What is expected. Report only how many lines hold the word "When".

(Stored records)

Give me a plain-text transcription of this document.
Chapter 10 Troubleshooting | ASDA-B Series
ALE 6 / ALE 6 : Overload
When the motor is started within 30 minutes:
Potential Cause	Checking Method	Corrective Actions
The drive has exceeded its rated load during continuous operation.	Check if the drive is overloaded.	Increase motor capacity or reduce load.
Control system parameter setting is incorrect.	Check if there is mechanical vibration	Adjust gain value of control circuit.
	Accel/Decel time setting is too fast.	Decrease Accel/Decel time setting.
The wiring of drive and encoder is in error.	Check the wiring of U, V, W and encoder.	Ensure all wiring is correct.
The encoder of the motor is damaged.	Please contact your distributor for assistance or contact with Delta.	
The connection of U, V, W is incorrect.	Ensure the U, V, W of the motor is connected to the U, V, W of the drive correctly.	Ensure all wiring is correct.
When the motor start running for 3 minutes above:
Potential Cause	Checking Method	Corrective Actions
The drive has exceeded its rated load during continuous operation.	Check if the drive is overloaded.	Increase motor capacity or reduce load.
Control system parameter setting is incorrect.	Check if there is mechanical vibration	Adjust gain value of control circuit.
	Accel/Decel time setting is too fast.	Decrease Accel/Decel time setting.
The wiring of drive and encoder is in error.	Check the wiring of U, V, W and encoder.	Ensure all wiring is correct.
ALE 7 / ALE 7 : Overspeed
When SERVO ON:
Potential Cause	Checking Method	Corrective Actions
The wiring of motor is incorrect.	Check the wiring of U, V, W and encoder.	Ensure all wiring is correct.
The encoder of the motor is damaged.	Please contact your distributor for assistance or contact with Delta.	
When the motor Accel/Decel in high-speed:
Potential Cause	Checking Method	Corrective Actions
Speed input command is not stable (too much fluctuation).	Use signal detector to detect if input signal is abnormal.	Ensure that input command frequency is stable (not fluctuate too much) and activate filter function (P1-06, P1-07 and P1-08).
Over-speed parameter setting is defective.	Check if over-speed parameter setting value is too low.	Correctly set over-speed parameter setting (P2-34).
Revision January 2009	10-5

Output. 4